## AVAILABLE DATA

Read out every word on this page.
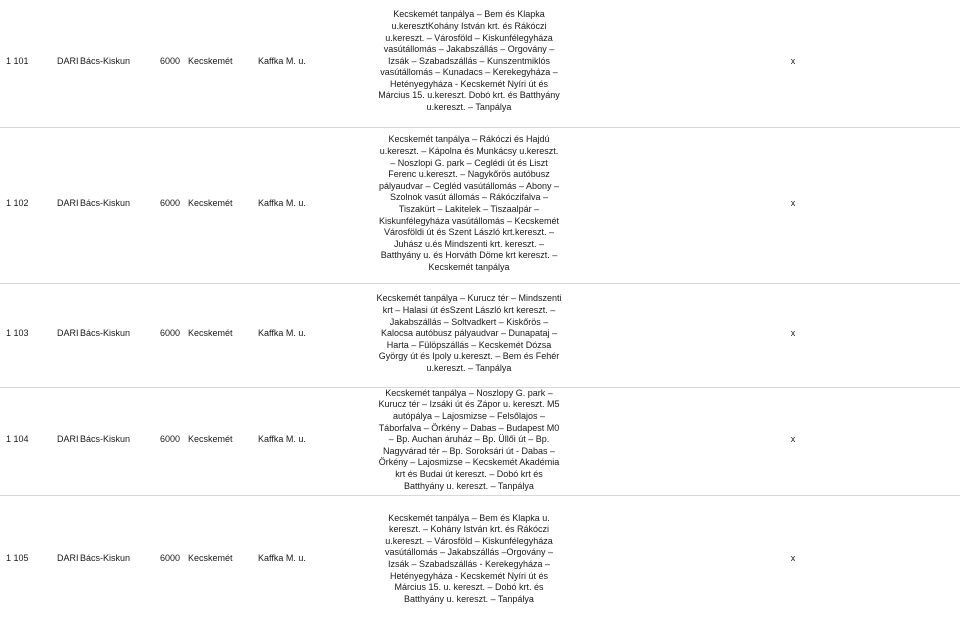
1 101	DARI Bács-Kiskun	6000 Kecskemét	Kaffka M. u.
Kecskemét tanpálya – Bem és Klapka u.keresztKohány István krt. és Rákóczi u.kereszt. – Városföld – Kiskunfélegyháza vasútállomás – Jakabszállás – Orgovány – Izsák – Szabadszállás – Kunszentmiklós vasútállomás – Kunadacs – Kerekegyháza – Hetényegyháza - Kecskemét Nyíri út és Március 15. u.kereszt. Dobó krt. és Batthyány u.kereszt. – Tanpálya
x
1 102	DARI Bács-Kiskun	6000 Kecskemét	Kaffka M. u.
Kecskemét tanpálya – Rákóczi és Hajdú u.kereszt. – Kápolna és Munkácsy u.kereszt. – Noszlopi G. park – Ceglédi út és Liszt Ferenc u.kereszt. – Nagykőrös autóbusz pályaudvar – Cegléd vasútállomás – Abony – Szolnok vasút állomás – Rákóczifalva – Tiszakürt – Lakitelek – Tiszaalpár – Kiskunfélegyháza vasútállomás – Kecskemét Városföldi út és Szent László krt.kereszt. – Juhász u.és Mindszenti krt. kereszt. – Batthyány u. és Horváth Döme krt kereszt. – Kecskemét tanpálya
x
1 103	DARI Bács-Kiskun	6000 Kecskemét	Kaffka M. u.
Kecskemét tanpálya – Kurucz tér – Mindszenti krt – Halasi út ésSzent László krt kereszt. – Jakabszállás – Soltvadkert – Kiskőrös – Kalocsa autóbusz pályaudvar – Dunapataj – Harta – Fülöpszállás – Kecskemét Dózsa György út és Ipoly u.kereszt. – Bem és Fehér u.kereszt. – Tanpálya
x
1 104	DARI Bács-Kiskun	6000 Kecskemét	Kaffka M. u.
Kecskemét tanpálya – Noszlopy G. park – Kurucz tér – Izsáki út és Zápor u. kereszt. M5 autópálya – Lajosmizse – Felsőlajos – Táborfalva – Örkény – Dabas – Budapest M0 – Bp. Auchan áruház – Bp. Üllői út – Bp. Nagyvárad tér – Bp. Soroksári út - Dabas – Örkény – Lajosmizse – Kecskemét Akadémia krt és Budai út kereszt. – Dobó krt és Batthyány u. kereszt. – Tanpálya
x
1 105	DARI Bács-Kiskun	6000 Kecskemét	Kaffka M. u.
Kecskemét tanpálya – Bem és Klapka u. kereszt. – Kohány István krt. és Rákóczi u.kereszt. – Városföld – Kiskunfélegyháza vasútállomás – Jakabszállás –Orgovány – Izsák – Szabadszállás - Kerekegyháza – Hetényegyháza - Kecskemét Nyíri út és Március 15. u. kereszt. – Dobó krt. és Batthyány u. kereszt. – Tanpálya
x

## AIM
Reproduce the whole listing exactly, but not the images in it.

## FULL ANSWER
Read out every word on this page.
1 101	DARI Bács-Kiskun	6000 Kecskemét	Kaffka M. u.
Kecskemét tanpálya – Bem és Klapka u.keresztKohány István krt. és Rákóczi u.kereszt. – Városföld – Kiskunfélegyháza vasútállomás – Jakabszállás – Orgovány – Izsák – Szabadszállás – Kunszentmiklós vasútállomás – Kunadacs – Kerekegyháza – Hetényegyháza - Kecskemét Nyíri út és Március 15. u.kereszt. Dobó krt. és Batthyány u.kereszt. – Tanpálya
x
1 102	DARI Bács-Kiskun	6000 Kecskemét	Kaffka M. u.
Kecskemét tanpálya – Rákóczi és Hajdú u.kereszt. – Kápolna és Munkácsy u.kereszt. – Noszlopi G. park – Ceglédi út és Liszt Ferenc u.kereszt. – Nagykőrös autóbusz pályaudvar – Cegléd vasútállomás – Abony – Szolnok vasút állomás – Rákóczifalva – Tiszakürt – Lakitelek – Tiszaalpár – Kiskunfélegyháza vasútállomás – Kecskemét Városföldi út és Szent László krt.kereszt. – Juhász u.és Mindszenti krt. kereszt. – Batthyány u. és Horváth Döme krt kereszt. – Kecskemét tanpálya
x
1 103	DARI Bács-Kiskun	6000 Kecskemét	Kaffka M. u.
Kecskemét tanpálya – Kurucz tér – Mindszenti krt – Halasi út ésSzent László krt kereszt. – Jakabszállás – Soltvadkert – Kiskőrös – Kalocsa autóbusz pályaudvar – Dunapataj – Harta – Fülöpszállás – Kecskemét Dózsa György út és Ipoly u.kereszt. – Bem és Fehér u.kereszt. – Tanpálya
x
1 104	DARI Bács-Kiskun	6000 Kecskemét	Kaffka M. u.
Kecskemét tanpálya – Noszlopy G. park – Kurucz tér – Izsáki út és Zápor u. kereszt. M5 autópálya – Lajosmizse – Felsőlajos – Táborfalva – Örkény – Dabas – Budapest M0 – Bp. Auchan áruház – Bp. Üllői út – Bp. Nagyvárad tér – Bp. Soroksári út - Dabas – Örkény – Lajosmizse – Kecskemét Akadémia krt és Budai út kereszt. – Dobó krt és Batthyány u. kereszt. – Tanpálya
x
1 105	DARI Bács-Kiskun	6000 Kecskemét	Kaffka M. u.
Kecskemét tanpálya – Bem és Klapka u. kereszt. – Kohány István krt. és Rákóczi u.kereszt. – Városföld – Kiskunfélegyháza vasútállomás – Jakabszállás –Orgovány – Izsák – Szabadszállás - Kerekegyháza – Hetényegyháza - Kecskemét Nyíri út és Március 15. u. kereszt. – Dobó krt. és Batthyány u. kereszt. – Tanpálya
x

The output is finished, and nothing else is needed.